◆ Source material:
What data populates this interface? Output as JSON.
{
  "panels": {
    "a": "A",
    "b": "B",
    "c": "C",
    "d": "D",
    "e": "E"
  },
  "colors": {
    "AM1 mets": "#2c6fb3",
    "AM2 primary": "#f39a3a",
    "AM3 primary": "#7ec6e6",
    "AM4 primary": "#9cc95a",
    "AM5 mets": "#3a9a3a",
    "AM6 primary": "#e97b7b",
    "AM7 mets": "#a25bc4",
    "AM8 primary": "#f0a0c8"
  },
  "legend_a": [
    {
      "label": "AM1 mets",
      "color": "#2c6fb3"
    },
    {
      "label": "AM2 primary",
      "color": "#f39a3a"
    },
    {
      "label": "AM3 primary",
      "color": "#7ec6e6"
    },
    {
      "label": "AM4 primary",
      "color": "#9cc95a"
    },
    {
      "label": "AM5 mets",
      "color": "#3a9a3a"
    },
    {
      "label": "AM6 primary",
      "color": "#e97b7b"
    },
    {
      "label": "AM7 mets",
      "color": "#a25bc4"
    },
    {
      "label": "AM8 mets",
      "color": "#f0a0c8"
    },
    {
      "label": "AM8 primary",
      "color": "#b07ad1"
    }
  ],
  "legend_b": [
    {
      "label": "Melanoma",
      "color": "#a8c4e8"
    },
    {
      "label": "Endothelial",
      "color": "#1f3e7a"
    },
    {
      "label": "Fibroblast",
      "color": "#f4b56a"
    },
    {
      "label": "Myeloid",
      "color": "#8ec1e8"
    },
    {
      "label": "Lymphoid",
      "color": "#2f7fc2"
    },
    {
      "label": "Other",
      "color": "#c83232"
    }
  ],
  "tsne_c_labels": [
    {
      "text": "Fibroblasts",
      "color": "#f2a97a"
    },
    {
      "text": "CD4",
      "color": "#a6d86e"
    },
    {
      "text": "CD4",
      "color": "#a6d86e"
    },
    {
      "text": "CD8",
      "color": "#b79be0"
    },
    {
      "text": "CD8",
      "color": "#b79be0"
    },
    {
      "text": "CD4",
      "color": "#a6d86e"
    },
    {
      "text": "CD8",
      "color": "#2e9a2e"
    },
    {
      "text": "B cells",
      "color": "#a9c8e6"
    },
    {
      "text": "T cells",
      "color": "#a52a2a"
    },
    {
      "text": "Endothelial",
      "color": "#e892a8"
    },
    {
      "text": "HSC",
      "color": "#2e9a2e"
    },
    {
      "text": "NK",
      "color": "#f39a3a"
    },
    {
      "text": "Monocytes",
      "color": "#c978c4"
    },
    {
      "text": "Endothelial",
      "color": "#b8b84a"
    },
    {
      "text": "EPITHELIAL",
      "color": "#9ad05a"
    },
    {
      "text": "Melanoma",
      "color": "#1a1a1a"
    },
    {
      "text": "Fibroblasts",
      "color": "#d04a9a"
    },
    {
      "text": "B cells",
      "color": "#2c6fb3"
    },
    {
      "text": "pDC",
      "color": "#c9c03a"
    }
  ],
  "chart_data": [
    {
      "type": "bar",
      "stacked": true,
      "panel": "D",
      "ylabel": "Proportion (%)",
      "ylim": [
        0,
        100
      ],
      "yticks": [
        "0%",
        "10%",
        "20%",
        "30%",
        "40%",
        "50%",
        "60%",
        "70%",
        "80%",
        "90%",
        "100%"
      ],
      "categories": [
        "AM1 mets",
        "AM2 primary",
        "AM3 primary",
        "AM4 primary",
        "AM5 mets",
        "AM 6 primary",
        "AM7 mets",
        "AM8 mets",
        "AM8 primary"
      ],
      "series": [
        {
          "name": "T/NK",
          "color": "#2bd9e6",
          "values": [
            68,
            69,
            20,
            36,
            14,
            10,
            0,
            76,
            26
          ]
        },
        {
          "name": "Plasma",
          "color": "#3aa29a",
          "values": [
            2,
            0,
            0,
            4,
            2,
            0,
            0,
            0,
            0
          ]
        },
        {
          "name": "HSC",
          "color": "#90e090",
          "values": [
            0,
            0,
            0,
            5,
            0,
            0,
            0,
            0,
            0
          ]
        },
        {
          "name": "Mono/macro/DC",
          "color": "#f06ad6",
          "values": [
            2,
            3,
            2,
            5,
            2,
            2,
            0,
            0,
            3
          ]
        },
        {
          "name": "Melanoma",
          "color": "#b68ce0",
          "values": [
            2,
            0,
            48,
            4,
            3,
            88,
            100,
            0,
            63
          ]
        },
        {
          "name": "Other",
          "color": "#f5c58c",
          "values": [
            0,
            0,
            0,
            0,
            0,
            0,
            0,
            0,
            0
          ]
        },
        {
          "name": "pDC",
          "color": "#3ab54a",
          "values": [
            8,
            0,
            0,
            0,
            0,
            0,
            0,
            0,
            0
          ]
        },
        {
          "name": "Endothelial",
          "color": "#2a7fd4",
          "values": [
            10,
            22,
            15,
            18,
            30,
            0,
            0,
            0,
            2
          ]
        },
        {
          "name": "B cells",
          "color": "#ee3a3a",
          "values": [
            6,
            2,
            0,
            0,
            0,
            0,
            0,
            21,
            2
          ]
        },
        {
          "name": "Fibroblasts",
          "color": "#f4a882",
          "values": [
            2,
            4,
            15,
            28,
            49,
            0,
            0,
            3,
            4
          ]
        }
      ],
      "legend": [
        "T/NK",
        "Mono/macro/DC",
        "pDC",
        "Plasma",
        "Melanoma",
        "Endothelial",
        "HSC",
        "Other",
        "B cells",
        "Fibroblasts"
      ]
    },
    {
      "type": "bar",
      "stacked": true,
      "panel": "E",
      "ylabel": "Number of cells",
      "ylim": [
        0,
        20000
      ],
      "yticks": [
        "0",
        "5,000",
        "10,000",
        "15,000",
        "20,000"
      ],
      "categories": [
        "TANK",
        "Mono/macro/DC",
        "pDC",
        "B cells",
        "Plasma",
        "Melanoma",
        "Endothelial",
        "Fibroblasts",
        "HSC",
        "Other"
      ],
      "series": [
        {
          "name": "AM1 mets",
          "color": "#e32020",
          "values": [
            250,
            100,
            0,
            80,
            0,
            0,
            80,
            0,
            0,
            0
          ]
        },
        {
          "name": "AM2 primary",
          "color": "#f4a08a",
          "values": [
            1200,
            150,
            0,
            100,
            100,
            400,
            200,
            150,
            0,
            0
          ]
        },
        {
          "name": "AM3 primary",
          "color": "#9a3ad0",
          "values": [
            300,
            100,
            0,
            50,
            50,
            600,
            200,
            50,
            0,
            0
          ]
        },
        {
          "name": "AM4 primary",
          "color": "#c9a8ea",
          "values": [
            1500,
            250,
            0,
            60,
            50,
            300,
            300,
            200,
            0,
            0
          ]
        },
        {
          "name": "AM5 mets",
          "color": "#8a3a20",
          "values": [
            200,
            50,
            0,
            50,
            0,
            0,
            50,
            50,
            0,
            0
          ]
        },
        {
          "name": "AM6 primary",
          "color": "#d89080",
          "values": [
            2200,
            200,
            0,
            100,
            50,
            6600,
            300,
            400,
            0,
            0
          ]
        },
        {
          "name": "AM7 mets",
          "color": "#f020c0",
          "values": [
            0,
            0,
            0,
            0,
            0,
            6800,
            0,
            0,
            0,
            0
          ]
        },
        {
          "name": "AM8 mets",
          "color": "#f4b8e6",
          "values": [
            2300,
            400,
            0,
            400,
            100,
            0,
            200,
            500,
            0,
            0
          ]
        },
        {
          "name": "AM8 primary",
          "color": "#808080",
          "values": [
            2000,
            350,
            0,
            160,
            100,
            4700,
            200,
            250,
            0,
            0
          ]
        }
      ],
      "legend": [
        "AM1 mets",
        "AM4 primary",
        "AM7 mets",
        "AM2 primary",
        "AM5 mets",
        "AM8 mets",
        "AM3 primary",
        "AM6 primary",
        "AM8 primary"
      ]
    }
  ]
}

◆ What needs to be done: Filter the entries above down to the lines containing the word "ylabel".

◆ Written answer:
      "ylabel": "Proportion (%)",
      "ylabel": "Number of cells",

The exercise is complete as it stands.